* _KUTIPAN SUMBER_:
··········
Kamis, 08 September 2011

Book: Madre by Dee (Dewi Lestari)


Bagaimana perasaanmu saat sejarah hidupmu terkuak hanya dalam penghabisan secangkir kopi? Tiba-tiba dirimu menjadi berdarah sebagian India, sebagian Pasundan dan seperempat Tionghoa. 


Itulah yang dialami oleh Tansen Roy Wuisan atau Tansen, manusia bebas asal Bali yang “terdampar” secara mengejutkan di Jakarta. Lengkap dengan kejutan perubahan silsilah keluarga dan jalan hidup, Tansen kini mulai membuka tabir misteri kehidupannya bersama satu-satunya kunci pembuka gerbang pencerahannya, “madre”, sebuah adonan biang roti. Bukan sekedar adonan biang roti biasa, “madre” hidup, dan dicintai oleh orang-orang disekelilingnya. Bersama “madre”, Tansen mulai memulai perjalanannya dengan tak hanya menghidupkan kembali Tan de Baker yang sempat mati suri namun juga menghidupkan hatinya akan rasa cinta pada pelabuhan hatinya, sang peri roti.
··········
* _DATA MENTAH_:

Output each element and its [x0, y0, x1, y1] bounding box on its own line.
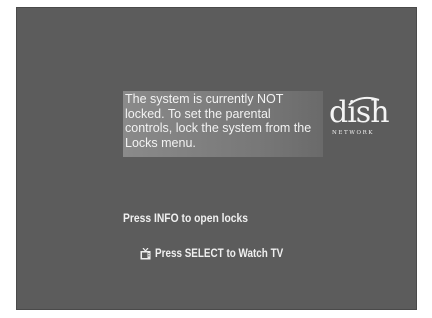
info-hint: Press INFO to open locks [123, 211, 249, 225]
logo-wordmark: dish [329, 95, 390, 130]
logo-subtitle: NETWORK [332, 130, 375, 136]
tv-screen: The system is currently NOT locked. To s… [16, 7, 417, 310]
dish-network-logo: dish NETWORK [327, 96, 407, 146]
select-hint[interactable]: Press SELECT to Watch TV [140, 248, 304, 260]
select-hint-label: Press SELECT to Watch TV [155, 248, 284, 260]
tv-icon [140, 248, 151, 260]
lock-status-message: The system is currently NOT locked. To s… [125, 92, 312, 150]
··········
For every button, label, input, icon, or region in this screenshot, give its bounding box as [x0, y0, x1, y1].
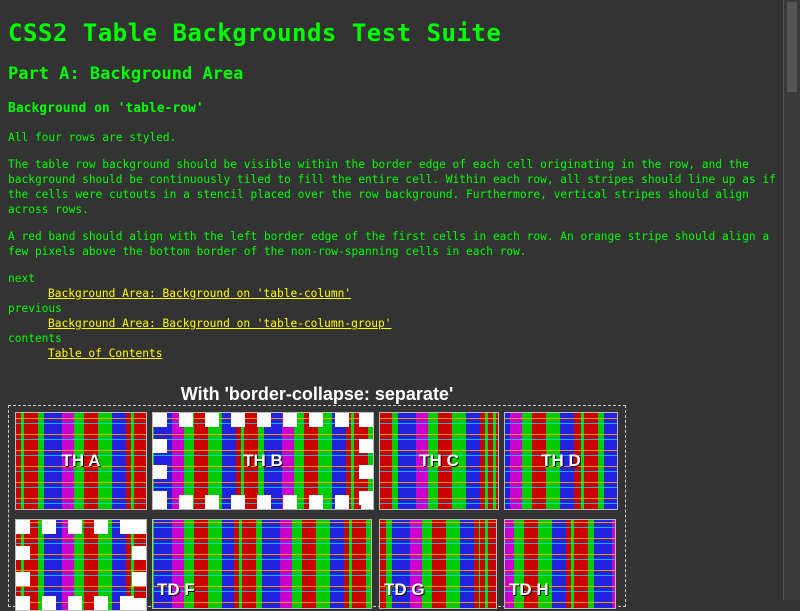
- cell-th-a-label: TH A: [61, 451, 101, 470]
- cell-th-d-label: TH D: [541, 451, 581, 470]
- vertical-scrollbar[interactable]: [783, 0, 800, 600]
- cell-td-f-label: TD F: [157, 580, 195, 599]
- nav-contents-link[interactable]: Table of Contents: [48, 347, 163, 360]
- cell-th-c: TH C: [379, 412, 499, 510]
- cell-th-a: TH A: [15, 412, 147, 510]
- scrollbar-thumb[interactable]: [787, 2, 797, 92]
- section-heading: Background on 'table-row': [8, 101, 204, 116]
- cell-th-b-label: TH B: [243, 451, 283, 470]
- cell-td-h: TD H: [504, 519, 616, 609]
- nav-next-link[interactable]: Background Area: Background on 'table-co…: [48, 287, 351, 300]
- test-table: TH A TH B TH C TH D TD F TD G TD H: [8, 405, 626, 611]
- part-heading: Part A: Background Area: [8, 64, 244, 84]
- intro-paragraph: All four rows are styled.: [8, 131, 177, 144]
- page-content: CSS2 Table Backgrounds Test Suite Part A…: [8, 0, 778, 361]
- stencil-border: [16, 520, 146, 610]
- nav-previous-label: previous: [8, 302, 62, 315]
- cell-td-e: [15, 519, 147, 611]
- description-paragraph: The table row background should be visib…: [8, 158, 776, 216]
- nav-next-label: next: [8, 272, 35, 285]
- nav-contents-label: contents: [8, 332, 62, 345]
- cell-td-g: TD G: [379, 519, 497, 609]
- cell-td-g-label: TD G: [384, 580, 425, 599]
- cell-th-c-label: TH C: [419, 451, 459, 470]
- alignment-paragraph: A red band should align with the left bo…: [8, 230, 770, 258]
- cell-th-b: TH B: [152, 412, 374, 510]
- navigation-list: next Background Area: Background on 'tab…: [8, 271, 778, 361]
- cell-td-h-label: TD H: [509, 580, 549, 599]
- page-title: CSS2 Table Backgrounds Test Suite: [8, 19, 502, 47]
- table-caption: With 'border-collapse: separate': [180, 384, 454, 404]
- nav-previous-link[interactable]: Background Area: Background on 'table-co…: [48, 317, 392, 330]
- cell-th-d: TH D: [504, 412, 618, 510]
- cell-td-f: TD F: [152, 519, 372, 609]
··········
* _TUJUAN LATIHAN_: Tolong tuliskan kembali bagian ulasan buku Madre di atas persis seperti aslinya, semuanya dari "Book: Madre by" terus sampai "dan seperempat Tionghoa.".

* _JAWABAN LATIHAN_:
Book: Madre by Dee (Dewi Lestari)


Bagaimana perasaanmu saat sejarah hidupmu terkuak hanya dalam penghabisan secangkir kopi? Tiba-tiba dirimu menjadi berdarah sebagian India, sebagian Pasundan dan seperempat Tionghoa.